What is required> Put the listing, from its first line through the line containing "- wind-barb: [703, 146, 716, 156]", into a Markdown table with the columns Row and Line, numbering each row and leaving out any blank lines.
— start —
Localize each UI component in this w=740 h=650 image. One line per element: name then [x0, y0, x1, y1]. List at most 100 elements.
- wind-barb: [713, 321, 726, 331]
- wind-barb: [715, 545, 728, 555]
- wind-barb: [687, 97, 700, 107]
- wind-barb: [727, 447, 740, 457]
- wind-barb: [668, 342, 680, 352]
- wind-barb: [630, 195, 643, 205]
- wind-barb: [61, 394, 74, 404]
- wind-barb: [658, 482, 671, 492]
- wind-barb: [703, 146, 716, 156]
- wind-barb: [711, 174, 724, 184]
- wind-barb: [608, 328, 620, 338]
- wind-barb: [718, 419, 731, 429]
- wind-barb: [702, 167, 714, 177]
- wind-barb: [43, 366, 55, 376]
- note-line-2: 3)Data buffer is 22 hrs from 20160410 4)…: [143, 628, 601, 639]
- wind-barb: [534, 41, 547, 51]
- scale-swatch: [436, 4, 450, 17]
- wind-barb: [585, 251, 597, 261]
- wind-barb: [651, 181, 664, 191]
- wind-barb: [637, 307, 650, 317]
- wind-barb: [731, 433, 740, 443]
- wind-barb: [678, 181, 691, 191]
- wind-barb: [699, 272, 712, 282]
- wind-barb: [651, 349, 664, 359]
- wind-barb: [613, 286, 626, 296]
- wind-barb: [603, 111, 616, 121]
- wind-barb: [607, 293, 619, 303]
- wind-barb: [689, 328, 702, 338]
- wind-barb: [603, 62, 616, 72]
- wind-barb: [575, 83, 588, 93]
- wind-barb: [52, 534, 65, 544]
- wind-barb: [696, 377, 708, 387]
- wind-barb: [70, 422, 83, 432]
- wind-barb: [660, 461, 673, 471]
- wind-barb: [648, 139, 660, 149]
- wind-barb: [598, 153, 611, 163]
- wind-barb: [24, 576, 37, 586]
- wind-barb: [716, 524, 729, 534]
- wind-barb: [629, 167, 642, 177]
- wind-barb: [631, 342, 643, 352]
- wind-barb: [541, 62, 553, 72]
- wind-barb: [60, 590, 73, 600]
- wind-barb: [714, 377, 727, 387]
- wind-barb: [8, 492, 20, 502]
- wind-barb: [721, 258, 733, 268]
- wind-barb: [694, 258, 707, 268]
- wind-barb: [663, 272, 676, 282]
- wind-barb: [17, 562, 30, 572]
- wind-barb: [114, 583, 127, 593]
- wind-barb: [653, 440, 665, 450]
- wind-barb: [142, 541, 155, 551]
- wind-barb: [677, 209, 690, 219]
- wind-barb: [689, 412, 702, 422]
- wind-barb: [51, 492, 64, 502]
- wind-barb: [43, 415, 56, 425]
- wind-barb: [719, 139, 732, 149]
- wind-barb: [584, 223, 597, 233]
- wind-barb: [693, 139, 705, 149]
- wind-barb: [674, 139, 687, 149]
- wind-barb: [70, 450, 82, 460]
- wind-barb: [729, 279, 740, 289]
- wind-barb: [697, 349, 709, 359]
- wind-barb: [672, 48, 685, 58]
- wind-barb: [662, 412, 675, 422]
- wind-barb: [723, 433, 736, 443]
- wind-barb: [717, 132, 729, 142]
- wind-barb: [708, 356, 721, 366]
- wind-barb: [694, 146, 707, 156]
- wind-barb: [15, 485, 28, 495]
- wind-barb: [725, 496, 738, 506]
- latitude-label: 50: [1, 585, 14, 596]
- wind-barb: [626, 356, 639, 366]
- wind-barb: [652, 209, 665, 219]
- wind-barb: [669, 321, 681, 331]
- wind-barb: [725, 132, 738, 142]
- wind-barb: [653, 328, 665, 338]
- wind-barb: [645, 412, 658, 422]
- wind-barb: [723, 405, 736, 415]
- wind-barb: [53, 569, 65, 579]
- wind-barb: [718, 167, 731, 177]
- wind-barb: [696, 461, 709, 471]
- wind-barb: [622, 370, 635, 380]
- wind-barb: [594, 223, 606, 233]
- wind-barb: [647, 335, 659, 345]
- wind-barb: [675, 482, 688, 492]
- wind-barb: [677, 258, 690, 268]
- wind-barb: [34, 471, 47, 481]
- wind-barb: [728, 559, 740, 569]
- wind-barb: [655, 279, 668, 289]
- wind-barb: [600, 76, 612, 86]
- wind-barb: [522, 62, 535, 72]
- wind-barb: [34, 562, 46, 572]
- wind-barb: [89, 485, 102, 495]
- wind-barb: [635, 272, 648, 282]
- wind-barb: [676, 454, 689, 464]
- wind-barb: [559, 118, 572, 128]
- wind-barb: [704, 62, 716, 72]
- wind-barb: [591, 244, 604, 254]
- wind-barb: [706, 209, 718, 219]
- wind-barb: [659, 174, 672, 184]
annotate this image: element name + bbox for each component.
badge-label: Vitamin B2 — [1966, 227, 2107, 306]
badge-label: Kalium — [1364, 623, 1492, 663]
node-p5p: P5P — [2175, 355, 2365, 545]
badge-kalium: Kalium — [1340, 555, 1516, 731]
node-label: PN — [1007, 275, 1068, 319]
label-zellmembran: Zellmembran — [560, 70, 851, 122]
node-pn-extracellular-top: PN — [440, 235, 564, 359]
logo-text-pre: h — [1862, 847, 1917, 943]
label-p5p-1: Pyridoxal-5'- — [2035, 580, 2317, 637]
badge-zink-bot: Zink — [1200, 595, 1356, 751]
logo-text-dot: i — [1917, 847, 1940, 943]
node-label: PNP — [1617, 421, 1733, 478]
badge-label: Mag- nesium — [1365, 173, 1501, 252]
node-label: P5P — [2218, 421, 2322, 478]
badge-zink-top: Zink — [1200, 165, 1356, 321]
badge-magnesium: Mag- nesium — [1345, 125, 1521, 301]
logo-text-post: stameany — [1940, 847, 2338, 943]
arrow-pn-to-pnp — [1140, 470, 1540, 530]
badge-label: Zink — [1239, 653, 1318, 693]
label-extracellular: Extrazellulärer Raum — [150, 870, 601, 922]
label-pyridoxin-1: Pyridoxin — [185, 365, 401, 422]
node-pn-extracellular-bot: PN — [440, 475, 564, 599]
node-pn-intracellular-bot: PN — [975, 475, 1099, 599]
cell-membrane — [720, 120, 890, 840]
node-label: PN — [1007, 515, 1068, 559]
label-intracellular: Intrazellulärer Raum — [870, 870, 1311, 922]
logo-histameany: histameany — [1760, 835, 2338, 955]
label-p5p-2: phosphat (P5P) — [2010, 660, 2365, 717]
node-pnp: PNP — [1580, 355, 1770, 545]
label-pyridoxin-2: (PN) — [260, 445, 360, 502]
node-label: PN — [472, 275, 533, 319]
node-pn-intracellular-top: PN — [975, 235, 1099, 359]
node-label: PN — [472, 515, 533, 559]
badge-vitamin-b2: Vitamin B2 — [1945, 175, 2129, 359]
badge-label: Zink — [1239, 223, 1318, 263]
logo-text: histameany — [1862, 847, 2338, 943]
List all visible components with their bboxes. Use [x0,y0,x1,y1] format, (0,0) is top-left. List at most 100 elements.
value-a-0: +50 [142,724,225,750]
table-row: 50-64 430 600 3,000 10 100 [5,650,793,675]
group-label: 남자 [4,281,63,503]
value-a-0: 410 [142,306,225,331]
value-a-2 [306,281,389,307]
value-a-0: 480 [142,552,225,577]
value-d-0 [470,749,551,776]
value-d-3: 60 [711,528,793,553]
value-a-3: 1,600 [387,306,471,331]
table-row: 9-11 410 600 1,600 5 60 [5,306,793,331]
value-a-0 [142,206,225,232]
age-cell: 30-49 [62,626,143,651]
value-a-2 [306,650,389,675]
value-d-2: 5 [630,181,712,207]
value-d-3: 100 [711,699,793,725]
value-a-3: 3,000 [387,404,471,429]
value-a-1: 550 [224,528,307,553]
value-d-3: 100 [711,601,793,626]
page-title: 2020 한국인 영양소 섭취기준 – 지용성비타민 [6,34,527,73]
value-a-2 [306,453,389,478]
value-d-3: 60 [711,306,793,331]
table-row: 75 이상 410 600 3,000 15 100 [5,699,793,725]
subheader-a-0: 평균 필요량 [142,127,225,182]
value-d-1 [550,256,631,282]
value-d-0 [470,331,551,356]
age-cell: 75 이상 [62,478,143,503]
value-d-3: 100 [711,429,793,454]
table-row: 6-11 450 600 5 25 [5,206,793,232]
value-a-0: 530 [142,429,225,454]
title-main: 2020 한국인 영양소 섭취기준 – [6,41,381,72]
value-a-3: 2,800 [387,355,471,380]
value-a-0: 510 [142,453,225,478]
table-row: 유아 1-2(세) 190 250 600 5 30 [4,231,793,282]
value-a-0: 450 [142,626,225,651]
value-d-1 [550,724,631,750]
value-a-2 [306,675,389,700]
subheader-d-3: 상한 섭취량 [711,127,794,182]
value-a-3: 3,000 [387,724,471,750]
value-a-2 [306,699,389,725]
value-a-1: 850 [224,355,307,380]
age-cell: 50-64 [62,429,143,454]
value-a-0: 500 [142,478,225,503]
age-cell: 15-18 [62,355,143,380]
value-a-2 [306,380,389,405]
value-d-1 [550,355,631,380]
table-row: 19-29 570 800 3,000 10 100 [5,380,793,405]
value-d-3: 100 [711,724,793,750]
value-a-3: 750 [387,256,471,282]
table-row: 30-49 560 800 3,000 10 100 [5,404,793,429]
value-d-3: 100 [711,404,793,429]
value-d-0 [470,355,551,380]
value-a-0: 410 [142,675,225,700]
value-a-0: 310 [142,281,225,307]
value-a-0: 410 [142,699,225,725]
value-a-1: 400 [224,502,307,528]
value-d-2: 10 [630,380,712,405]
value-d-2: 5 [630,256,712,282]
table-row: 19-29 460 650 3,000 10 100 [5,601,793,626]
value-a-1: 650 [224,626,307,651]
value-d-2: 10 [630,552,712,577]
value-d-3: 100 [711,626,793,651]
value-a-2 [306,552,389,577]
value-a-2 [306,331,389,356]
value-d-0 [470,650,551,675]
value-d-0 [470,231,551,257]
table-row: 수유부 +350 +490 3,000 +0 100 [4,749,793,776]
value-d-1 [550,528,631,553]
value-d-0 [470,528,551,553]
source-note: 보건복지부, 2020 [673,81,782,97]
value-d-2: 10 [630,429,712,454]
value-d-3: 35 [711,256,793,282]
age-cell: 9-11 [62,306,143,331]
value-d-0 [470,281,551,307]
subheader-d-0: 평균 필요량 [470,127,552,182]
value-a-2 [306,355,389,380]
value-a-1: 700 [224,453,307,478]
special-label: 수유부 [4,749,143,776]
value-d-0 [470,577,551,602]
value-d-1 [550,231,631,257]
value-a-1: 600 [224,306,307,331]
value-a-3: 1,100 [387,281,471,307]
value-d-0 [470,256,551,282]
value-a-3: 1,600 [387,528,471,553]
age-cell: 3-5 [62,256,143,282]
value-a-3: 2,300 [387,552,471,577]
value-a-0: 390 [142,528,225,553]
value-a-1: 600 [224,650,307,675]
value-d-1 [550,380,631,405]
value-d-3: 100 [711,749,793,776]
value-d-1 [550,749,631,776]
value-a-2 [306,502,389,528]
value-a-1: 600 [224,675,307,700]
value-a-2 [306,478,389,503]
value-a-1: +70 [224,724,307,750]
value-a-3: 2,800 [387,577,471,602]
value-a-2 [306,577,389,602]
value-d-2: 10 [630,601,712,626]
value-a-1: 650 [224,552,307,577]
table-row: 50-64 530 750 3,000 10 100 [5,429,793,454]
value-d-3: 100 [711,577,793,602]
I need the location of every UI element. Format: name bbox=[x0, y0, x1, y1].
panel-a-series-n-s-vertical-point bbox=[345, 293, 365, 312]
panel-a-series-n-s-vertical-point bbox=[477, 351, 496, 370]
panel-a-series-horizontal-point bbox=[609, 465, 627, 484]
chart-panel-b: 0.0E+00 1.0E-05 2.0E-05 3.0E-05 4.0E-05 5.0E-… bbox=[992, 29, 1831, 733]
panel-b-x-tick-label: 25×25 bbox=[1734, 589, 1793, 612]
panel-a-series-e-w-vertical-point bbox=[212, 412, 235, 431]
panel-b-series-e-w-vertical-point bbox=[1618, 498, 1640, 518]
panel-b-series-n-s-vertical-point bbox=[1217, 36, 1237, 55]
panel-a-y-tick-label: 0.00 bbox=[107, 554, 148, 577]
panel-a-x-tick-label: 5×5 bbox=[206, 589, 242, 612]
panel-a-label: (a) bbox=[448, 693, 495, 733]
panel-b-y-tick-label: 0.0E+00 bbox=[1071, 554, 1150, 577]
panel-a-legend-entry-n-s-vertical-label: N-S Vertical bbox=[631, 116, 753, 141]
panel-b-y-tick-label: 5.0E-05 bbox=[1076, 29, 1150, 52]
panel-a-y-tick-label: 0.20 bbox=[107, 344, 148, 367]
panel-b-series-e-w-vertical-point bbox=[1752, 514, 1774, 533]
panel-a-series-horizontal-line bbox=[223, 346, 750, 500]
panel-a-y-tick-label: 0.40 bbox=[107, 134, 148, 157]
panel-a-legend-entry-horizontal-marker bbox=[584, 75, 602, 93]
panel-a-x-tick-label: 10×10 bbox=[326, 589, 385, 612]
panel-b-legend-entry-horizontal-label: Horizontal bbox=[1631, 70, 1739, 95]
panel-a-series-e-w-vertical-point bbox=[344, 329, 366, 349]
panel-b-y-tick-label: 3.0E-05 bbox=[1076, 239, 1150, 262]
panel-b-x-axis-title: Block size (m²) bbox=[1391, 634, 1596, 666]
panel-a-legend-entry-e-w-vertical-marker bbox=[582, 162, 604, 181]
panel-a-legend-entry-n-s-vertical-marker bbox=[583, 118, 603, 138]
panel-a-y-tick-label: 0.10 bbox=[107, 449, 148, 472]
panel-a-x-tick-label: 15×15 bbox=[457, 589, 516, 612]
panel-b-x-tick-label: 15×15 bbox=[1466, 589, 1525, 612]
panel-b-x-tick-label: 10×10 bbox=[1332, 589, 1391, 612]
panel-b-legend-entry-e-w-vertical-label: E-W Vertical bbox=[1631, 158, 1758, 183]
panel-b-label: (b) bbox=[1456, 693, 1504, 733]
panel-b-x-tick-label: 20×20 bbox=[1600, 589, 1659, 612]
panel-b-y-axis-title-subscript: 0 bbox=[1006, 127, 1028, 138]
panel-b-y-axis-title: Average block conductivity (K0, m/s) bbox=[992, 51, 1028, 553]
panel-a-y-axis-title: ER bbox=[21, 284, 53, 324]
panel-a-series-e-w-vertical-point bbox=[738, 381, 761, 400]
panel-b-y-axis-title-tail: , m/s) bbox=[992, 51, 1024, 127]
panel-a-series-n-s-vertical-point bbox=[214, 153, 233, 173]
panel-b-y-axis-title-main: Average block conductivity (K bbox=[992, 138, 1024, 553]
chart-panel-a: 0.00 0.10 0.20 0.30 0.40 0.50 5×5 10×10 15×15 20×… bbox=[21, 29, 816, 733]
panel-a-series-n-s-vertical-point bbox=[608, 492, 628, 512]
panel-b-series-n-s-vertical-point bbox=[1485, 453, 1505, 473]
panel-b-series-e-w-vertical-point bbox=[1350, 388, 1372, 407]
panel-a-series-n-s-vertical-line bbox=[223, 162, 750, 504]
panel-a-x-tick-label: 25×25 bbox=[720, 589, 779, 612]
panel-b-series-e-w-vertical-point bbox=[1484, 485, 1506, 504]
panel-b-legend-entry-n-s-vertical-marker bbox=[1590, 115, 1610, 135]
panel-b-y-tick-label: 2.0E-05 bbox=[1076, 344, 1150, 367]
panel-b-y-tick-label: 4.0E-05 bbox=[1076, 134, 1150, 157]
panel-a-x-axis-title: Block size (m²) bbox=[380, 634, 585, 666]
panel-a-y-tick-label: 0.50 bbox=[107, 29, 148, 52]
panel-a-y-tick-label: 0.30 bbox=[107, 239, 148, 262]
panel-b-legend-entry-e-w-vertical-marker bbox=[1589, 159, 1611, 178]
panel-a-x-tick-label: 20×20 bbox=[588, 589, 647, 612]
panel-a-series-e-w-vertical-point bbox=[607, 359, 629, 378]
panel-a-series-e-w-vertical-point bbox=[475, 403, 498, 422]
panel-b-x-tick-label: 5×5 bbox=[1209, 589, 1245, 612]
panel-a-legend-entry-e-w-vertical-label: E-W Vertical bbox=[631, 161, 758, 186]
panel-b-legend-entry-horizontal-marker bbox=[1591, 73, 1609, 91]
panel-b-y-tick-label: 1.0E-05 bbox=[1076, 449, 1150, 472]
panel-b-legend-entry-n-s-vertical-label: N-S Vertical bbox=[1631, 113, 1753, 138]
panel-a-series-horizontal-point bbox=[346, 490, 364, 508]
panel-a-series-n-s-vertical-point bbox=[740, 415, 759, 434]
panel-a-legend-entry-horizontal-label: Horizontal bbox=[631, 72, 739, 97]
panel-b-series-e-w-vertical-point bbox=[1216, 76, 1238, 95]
— end —
Task response>
| Row | Line |
|---|---|
| 1 | Localize each UI component in this w=740 h=650 image. One line per element: name then [x0, y0, x1, y1]. List at most 100 elements. |
| 2 | - wind-barb: [713, 321, 726, 331] |
| 3 | - wind-barb: [715, 545, 728, 555] |
| 4 | - wind-barb: [687, 97, 700, 107] |
| 5 | - wind-barb: [727, 447, 740, 457] |
| 6 | - wind-barb: [668, 342, 680, 352] |
| 7 | - wind-barb: [630, 195, 643, 205] |
| 8 | - wind-barb: [61, 394, 74, 404] |
| 9 | - wind-barb: [658, 482, 671, 492] |
| 10 | - wind-barb: [703, 146, 716, 156] |